:: What the exercise asks ::
Each entry below is to be printed verbatim.

+--

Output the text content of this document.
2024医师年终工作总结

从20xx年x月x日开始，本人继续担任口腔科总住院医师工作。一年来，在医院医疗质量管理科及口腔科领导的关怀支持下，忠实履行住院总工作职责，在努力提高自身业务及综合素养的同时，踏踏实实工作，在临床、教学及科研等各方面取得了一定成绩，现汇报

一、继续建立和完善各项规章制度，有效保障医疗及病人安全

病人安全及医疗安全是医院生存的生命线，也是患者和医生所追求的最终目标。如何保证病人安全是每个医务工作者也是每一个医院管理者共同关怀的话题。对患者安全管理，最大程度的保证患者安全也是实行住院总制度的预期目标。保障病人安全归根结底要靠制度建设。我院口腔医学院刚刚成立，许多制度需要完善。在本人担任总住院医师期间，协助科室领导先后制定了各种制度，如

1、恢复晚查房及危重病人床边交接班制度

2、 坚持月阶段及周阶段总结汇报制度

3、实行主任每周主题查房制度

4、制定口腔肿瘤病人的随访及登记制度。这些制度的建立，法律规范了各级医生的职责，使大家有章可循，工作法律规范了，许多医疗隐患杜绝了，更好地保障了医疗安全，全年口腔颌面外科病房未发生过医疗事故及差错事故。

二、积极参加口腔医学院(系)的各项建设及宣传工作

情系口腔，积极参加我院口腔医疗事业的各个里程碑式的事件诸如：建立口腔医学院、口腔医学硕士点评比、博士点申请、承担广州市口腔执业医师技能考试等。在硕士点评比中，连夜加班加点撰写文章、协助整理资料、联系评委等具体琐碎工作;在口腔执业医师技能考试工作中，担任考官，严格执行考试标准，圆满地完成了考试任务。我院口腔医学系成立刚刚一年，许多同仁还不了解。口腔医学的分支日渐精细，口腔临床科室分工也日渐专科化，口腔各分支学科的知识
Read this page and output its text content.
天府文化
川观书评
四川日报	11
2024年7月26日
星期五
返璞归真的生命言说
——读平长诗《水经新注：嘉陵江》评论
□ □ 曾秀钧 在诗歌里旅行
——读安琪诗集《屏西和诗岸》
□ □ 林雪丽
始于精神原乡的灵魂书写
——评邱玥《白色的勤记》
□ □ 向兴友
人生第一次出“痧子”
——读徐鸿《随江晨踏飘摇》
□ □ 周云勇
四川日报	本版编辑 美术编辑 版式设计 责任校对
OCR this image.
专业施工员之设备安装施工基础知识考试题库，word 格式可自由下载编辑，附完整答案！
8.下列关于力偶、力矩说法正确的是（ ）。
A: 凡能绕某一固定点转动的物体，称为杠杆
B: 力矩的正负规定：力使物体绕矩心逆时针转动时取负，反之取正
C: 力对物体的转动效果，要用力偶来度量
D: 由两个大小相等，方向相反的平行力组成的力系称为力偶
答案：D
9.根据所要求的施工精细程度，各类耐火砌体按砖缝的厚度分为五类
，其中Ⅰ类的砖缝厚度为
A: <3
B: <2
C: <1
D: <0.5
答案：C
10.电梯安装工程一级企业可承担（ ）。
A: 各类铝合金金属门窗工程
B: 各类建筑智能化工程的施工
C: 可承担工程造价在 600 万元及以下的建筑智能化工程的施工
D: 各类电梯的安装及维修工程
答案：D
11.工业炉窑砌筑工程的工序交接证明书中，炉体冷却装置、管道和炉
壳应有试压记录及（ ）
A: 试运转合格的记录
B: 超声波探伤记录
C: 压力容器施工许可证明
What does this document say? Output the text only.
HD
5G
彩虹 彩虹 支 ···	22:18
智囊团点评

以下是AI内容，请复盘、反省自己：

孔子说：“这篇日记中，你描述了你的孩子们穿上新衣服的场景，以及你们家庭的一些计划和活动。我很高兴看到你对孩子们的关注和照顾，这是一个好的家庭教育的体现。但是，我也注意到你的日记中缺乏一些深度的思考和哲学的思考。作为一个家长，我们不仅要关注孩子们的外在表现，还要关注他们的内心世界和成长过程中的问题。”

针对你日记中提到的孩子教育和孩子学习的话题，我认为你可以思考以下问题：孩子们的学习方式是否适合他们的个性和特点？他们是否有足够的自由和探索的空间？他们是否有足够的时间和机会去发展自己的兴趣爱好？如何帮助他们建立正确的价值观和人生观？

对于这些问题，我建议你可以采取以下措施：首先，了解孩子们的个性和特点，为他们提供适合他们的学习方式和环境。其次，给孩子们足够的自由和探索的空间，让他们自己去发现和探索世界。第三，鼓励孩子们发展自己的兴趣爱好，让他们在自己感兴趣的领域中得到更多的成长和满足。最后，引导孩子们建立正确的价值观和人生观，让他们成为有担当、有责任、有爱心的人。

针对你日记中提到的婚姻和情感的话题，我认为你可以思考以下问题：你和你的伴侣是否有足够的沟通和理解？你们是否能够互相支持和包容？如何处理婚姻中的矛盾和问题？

+--

:: Task result ::
Output the text content of this document.
2024医师年终工作总结

从20xx年x月x日开始，本人继续担任口腔科总住院医师工作。一年来，在医院医疗质量管理科及口腔科领导的关怀支持下，忠实履行住院总工作职责，在努力提高自身业务及综合素养的同时，踏踏实实工作，在临床、教学及科研等各方面取得了一定成绩，现汇报

一、继续建立和完善各项规章制度，有效保障医疗及病人安全

病人安全及医疗安全是医院生存的生命线，也是患者和医生所追求的最终目标。如何保证病人安全是每个医务工作者也是每一个医院管理者共同关怀的话题。对患者安全管理，最大程度的保证患者安全也是实行住院总制度的预期目标。保障病人安全归根结底要靠制度建设。我院口腔医学院刚刚成立，许多制度需要完善。在本人担任总住院医师期间，协助科室领导先后制定了各种制度，如

1、恢复晚查房及危重病人床边交接班制度

2、 坚持月阶段及周阶段总结汇报制度

3、实行主任每周主题查房制度

4、制定口腔肿瘤病人的随访及登记制度。这些制度的建立，法律规范了各级医生的职责，使大家有章可循，工作法律规范了，许多医疗隐患杜绝了，更好地保障了医疗安全，全年口腔颌面外科病房未发生过医疗事故及差错事故。

二、积极参加口腔医学院(系)的各项建设及宣传工作

情系口腔，积极参加我院口腔医疗事业的各个里程碑式的事件诸如：建立口腔医学院、口腔医学硕士点评比、博士点申请、承担广州市口腔执业医师技能考试等。在硕士点评比中，连夜加班加点撰写文章、协助整理资料、联系评委等具体琐碎工作;在口腔执业医师技能考试工作中，担任考官，严格执行考试标准，圆满地完成了考试任务。我院口腔医学系成立刚刚一年，许多同仁还不了解。口腔医学的分支日渐精细，口腔临床科室分工也日渐专科化，口腔各分支学科的知识
Read this page and output its text content.
天府文化
川观书评
四川日报	11
2024年7月26日
星期五
返璞归真的生命言说
——读平长诗《水经新注：嘉陵江》评论
□ □ 曾秀钧 在诗歌里旅行
——读安琪诗集《屏西和诗岸》
□ □ 林雪丽
始于精神原乡的灵魂书写
——评邱玥《白色的勤记》
□ □ 向兴友
人生第一次出“痧子”
——读徐鸿《随江晨踏飘摇》
□ □ 周云勇
四川日报	本版编辑 美术编辑 版式设计 责任校对
OCR this image.
专业施工员之设备安装施工基础知识考试题库，word 格式可自由下载编辑，附完整答案！
8.下列关于力偶、力矩说法正确的是（ ）。
A: 凡能绕某一固定点转动的物体，称为杠杆
B: 力矩的正负规定：力使物体绕矩心逆时针转动时取负，反之取正
C: 力对物体的转动效果，要用力偶来度量
D: 由两个大小相等，方向相反的平行力组成的力系称为力偶
答案：D
9.根据所要求的施工精细程度，各类耐火砌体按砖缝的厚度分为五类
，其中Ⅰ类的砖缝厚度为
A: <3
B: <2
C: <1
D: <0.5
答案：C
10.电梯安装工程一级企业可承担（ ）。
A: 各类铝合金金属门窗工程
B: 各类建筑智能化工程的施工
C: 可承担工程造价在 600 万元及以下的建筑智能化工程的施工
D: 各类电梯的安装及维修工程
答案：D
11.工业炉窑砌筑工程的工序交接证明书中，炉体冷却装置、管道和炉
壳应有试压记录及（ ）
A: 试运转合格的记录
B: 超声波探伤记录
C: 压力容器施工许可证明
What does this document say? Output the text only.
HD
5G
彩虹 彩虹 支 ···	22:18
智囊团点评

以下是AI内容，请复盘、反省自己：

孔子说：“这篇日记中，你描述了你的孩子们穿上新衣服的场景，以及你们家庭的一些计划和活动。我很高兴看到你对孩子们的关注和照顾，这是一个好的家庭教育的体现。但是，我也注意到你的日记中缺乏一些深度的思考和哲学的思考。作为一个家长，我们不仅要关注孩子们的外在表现，还要关注他们的内心世界和成长过程中的问题。”

针对你日记中提到的孩子教育和孩子学习的话题，我认为你可以思考以下问题：孩子们的学习方式是否适合他们的个性和特点？他们是否有足够的自由和探索的空间？他们是否有足够的时间和机会去发展自己的兴趣爱好？如何帮助他们建立正确的价值观和人生观？

对于这些问题，我建议你可以采取以下措施：首先，了解孩子们的个性和特点，为他们提供适合他们的学习方式和环境。其次，给孩子们足够的自由和探索的空间，让他们自己去发现和探索世界。第三，鼓励孩子们发展自己的兴趣爱好，让他们在自己感兴趣的领域中得到更多的成长和满足。最后，引导孩子们建立正确的价值观和人生观，让他们成为有担当、有责任、有爱心的人。

针对你日记中提到的婚姻和情感的话题，我认为你可以思考以下问题：你和你的伴侣是否有足够的沟通和理解？你们是否能够互相支持和包容？如何处理婚姻中的矛盾和问题？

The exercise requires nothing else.